- READING PASSAGE
────

# P91... how bright?... THIS BRIGHT.. (beamshot comparisons)[enjoy]



## mdocod (Apr 16, 2006)

So.... Many times we get questions about how "bright" a light is in "comparison" to something more well known... So I decided to take some shots that compare the P91, to something more familiar- headlights of a car....

all shots taken with 1 second exposure time on a Kodak Easyshare DX6340....

the shots are in the following order...
1. A Taskforce 3W 2C LED light (used to make sure the camera was focusing and aimed correctly.)
2. Headlights of my isuzu rodeo on low beam, (GE Nighthalk bulbs)... battery powered, engine not running.
3. Surefire P91 lamp driven by 2 freshly charged 17670 cells from AW.
4. Pathfinder P90 lamp driven by 2 freshly charged 17670 cells from AW.
5. A "1MCP" Corded(cig lighter) Vector brand spotlight from wallmart with stock H3 lamp. (again, engine not running)...
























I really enjoy taking beamshots for fun and comparison.... 

Really goes to show, how bright a P91 lamp is... it's seriously, in the same "ballpark" as a set of headlights, or a spotlight...... It also goes to show, how much more light is coming out of a P91, than a Pathfinder P90 (which, in my experience, is in the ballpark with most G90 type lamps) 

Obviously, the Vector is more focused than the headlights or the tactical lights, so it is litterally washing out and appearing to be much more "intense" than the others, but in actual overall lumens, I would say it "isn't much brighter" than a P91..


----------



## CLHC (Apr 16, 2006)

Well, there it is! Way to go on the beam shots photo! :wave:


----------



## Jamrock (Apr 16, 2006)

Sweet beamshots!! How far was that anyways?


----------



## mdocod (Apr 16, 2006)

i'm going to take a guess at 50-75ft distance.... I could go out and measure distance if you would like...

I should point out, that, the P91 is what I use to find house addresses when delivernig pizzas- And I'd say I seems even more impressive in use than in these shots. Easily illuminates a "garage" sized portion of a house, with the intensity to pick out the location of an addess, as well as read it, even the tough ones- like black-on-brown addresses.. very cool.


----------



## LEDcandle (Apr 16, 2006)

Nice comparo and useful information for the masses, mdocd. 

Nvm, post edited. The P91 in its appropriate hosts is a great personal sized bright light!! Although I still prefer the perfectly round hotspot in the P60. The P90 tends to be slightly oval and the P91 seems to be the most obviously oval.


----------



## mdocod (Apr 16, 2006)

My P91 is also VERY oval... however... I've found that in actual use, I hardly notice it, nore care about it.. I only notice it when pointing it at white walls. The 2 G90s we have here, and my pathfinder lamp, are much rounder- but compared, the P91 is lighting up a larger area brighter, so I like the P91 better.


----------



## rikvee (Apr 16, 2006)

Nice informative post mdocod! :thumbsup:

How many P91 flashlights do you need to have on one night of Pizza delivery? It appears these only last 20 min or so on most batteries....


----------



## DreamScape (Apr 16, 2006)

mdocod,

Nice comparisons and thanks for sharing.
How long you getting on them Li-Ions with the P91?
What host you using with the P91?

────

- DATA SECTION
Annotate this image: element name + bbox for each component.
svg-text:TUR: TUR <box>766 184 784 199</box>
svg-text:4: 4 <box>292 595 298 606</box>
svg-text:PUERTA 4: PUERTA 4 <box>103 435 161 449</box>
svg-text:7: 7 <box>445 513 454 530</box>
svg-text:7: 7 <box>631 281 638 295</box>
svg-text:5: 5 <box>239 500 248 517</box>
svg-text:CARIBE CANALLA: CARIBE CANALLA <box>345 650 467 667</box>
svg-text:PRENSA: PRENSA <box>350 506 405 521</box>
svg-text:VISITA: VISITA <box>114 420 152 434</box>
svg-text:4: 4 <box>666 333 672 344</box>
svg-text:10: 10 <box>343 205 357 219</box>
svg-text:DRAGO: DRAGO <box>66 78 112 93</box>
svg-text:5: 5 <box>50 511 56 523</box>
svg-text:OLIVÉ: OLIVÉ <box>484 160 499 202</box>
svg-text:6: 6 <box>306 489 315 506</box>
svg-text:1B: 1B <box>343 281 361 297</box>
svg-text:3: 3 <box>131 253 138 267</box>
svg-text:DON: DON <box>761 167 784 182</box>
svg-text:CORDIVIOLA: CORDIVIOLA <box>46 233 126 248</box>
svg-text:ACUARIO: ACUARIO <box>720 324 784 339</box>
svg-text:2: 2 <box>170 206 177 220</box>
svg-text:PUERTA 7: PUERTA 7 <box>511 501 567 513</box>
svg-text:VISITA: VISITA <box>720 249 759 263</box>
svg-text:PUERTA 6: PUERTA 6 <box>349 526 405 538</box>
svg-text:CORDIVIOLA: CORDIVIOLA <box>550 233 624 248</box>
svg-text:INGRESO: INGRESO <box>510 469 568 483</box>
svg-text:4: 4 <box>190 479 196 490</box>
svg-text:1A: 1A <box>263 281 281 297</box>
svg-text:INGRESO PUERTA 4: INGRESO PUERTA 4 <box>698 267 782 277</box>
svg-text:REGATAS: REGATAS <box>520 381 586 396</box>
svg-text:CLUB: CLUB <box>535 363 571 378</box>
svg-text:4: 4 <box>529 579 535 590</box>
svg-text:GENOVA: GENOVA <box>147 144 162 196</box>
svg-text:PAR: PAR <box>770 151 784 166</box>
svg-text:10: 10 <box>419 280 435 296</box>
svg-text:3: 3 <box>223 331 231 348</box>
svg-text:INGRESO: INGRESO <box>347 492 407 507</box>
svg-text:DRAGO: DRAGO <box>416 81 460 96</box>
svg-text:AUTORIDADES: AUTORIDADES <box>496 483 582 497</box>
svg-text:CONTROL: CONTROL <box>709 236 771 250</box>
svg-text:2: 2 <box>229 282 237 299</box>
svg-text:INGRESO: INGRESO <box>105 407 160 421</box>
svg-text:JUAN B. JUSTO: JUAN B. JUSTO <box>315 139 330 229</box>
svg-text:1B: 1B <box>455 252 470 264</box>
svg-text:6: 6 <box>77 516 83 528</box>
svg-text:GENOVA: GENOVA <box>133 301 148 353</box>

────

- TO DO
a: In the flashlight beamshot thread, why does the Vector spotlight look much more intense than the other lights, even though mdocod judges it "isn't much brighter" than a P91 in overall lumens? Answer in one to three sentences.
b: Resume the flashlight beamshot thread after its last post.

- ANSWERS FOR THE TASKS
a: The Vector spotlight is more focused than the headlights and the tactical lights. Because of that, it washes out the picture and looks much more intense, even though its total output isn't much greater than the P91's.

b:
Thanks


----------



## firefly99 (Apr 16, 2006)

Thank you for your efforts. I love the P91 too.


----------



## DUQ (Apr 16, 2006)

Ooooo nice! Now everyone can really "see" how bright the really are. Nice work .


----------



## Allnew2me (Apr 16, 2006)

Nice job MDOCod, thanks for sharing. Somebody here on CPF showed me this site a while ago and I have used it a lot to compare beamshots at different distances. it show the p60, p61, p90, p91 and many others also. 
http://www.knivesandtools.com/de/he...ght1=20msfm6high.jpg&flashlight2=20msfp90.jpg


----------



## NotRegulated (Apr 16, 2006)

Great topic. My P91 setup is one of my favorite lights. 
The P91 on li-on's is a great setup. I am using a Surefire 9P with an A19 adaptor, two Pila 168s batteries with the P91. Lights up on one click. I have 17670 cells on order now to use.


----------



## HighLight (Apr 16, 2006)

mdocod said:


> My P91 is also VERY oval... however... I've found that in actual use, I hardly notice it, nore care about it.. I only notice it when pointing it at white walls. The 2 G90s we have here, and my pathfinder lamp, are much rounder- but compared, the P91 is lighting up a larger area brighter, so I like the P91 better.



Whats the runtime of the P91 with the rechargable cells from AW?


----------



## Omega Man (Apr 16, 2006)

Great post! I will be getting my 17670's shipped after the Easter holidays die down, and I've got a gracious extender offer, so I'll have the same setup as #3 by May!


----------



## carrot (Apr 16, 2006)

You really should label your pictures. I saw the headlights one and thought that was the P91, and my jaw dropped... then I scrolled back up to check if that's what I was looking at.


----------



## mdocod (Apr 17, 2006)

to answer a few Qs... (not in any particular order)

I suppose I should probably make an effort to put the label in the photo when I already have it open to resize it anyways.... I'll try to remember to do it next time...

I haven't done a full out run time test of this light. Mainly because it gets hot so fast, I would worry it would become uncomfortable to shut off, and I wonder if the heat would damage the cells... I am estimating ~30 minuts runtime. Possibly less.... With those high current drain rates, the cells don't hold up to the full 1.6AH rating... But I have a hunch they hold up better than 3 primaries for runtime...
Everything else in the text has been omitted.